■ **Objective**:
Your task is to repeat the records exactly from the line containing "Read out every word on this page." onward, through the final line.

■ **Entries supplied**:
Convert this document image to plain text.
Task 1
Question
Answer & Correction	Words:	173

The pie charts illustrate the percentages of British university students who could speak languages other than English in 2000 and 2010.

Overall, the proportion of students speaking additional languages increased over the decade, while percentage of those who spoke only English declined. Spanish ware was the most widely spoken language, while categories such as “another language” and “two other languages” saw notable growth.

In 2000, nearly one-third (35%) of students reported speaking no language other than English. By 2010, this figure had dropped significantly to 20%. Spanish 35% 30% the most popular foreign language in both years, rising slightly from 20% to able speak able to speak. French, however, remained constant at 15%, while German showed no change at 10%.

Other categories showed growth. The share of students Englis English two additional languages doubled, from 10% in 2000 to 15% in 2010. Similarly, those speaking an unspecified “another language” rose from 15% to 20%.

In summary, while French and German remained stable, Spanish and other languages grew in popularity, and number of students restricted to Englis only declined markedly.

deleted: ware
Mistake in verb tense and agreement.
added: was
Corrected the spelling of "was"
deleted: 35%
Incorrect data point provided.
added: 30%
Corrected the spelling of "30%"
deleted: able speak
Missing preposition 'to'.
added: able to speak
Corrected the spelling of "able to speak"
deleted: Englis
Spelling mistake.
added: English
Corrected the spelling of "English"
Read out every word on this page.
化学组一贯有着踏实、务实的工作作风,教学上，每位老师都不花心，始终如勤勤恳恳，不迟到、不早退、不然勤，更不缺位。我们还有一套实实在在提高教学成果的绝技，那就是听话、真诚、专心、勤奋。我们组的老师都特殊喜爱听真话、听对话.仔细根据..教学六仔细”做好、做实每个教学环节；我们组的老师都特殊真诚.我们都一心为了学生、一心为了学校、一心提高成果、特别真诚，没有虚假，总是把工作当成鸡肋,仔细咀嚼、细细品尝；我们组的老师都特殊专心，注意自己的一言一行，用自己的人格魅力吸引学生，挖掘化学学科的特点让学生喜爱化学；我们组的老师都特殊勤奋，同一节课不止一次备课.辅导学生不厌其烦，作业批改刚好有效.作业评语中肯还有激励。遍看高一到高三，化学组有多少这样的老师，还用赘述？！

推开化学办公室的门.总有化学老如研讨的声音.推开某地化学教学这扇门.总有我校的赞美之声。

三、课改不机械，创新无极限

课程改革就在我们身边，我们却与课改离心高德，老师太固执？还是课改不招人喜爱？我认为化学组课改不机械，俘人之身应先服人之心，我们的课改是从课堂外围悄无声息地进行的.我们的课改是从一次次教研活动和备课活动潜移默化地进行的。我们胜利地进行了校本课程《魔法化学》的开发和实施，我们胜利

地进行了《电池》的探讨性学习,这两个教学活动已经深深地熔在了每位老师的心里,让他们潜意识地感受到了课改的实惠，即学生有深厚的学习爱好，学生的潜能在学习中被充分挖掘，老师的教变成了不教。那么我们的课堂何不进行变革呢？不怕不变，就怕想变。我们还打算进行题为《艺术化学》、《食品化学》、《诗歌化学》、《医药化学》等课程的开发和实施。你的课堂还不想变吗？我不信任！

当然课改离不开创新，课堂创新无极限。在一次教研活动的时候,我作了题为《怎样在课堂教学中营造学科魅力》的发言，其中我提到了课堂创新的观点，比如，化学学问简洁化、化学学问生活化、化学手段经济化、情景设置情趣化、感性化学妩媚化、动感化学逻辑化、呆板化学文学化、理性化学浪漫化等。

■ **Answer**:
Read out every word on this page.
化学组一贯有着踏实、务实的工作作风,教学上，每位老师都不花心，始终如勤勤恳恳，不迟到、不早退、不然勤，更不缺位。我们还有一套实实在在提高教学成果的绝技，那就是听话、真诚、专心、勤奋。我们组的老师都特殊喜爱听真话、听对话.仔细根据..教学六仔细”做好、做实每个教学环节；我们组的老师都特殊真诚.我们都一心为了学生、一心为了学校、一心提高成果、特别真诚，没有虚假，总是把工作当成鸡肋,仔细咀嚼、细细品尝；我们组的老师都特殊专心，注意自己的一言一行，用自己的人格魅力吸引学生，挖掘化学学科的特点让学生喜爱化学；我们组的老师都特殊勤奋，同一节课不止一次备课.辅导学生不厌其烦，作业批改刚好有效.作业评语中肯还有激励。遍看高一到高三，化学组有多少这样的老师，还用赘述？！

推开化学办公室的门.总有化学老如研讨的声音.推开某地化学教学这扇门.总有我校的赞美之声。

三、课改不机械，创新无极限

课程改革就在我们身边，我们却与课改离心高德，老师太固执？还是课改不招人喜爱？我认为化学组课改不机械，俘人之身应先服人之心，我们的课改是从课堂外围悄无声息地进行的.我们的课改是从一次次教研活动和备课活动潜移默化地进行的。我们胜利地进行了校本课程《魔法化学》的开发和实施，我们胜利

地进行了《电池》的探讨性学习,这两个教学活动已经深深地熔在了每位老师的心里,让他们潜意识地感受到了课改的实惠，即学生有深厚的学习爱好，学生的潜能在学习中被充分挖掘，老师的教变成了不教。那么我们的课堂何不进行变革呢？不怕不变，就怕想变。我们还打算进行题为《艺术化学》、《食品化学》、《诗歌化学》、《医药化学》等课程的开发和实施。你的课堂还不想变吗？我不信任！

当然课改离不开创新，课堂创新无极限。在一次教研活动的时候,我作了题为《怎样在课堂教学中营造学科魅力》的发言，其中我提到了课堂创新的观点，比如，化学学问简洁化、化学学问生活化、化学手段经济化、情景设置情趣化、感性化学妩媚化、动感化学逻辑化、呆板化学文学化、理性化学浪漫化等。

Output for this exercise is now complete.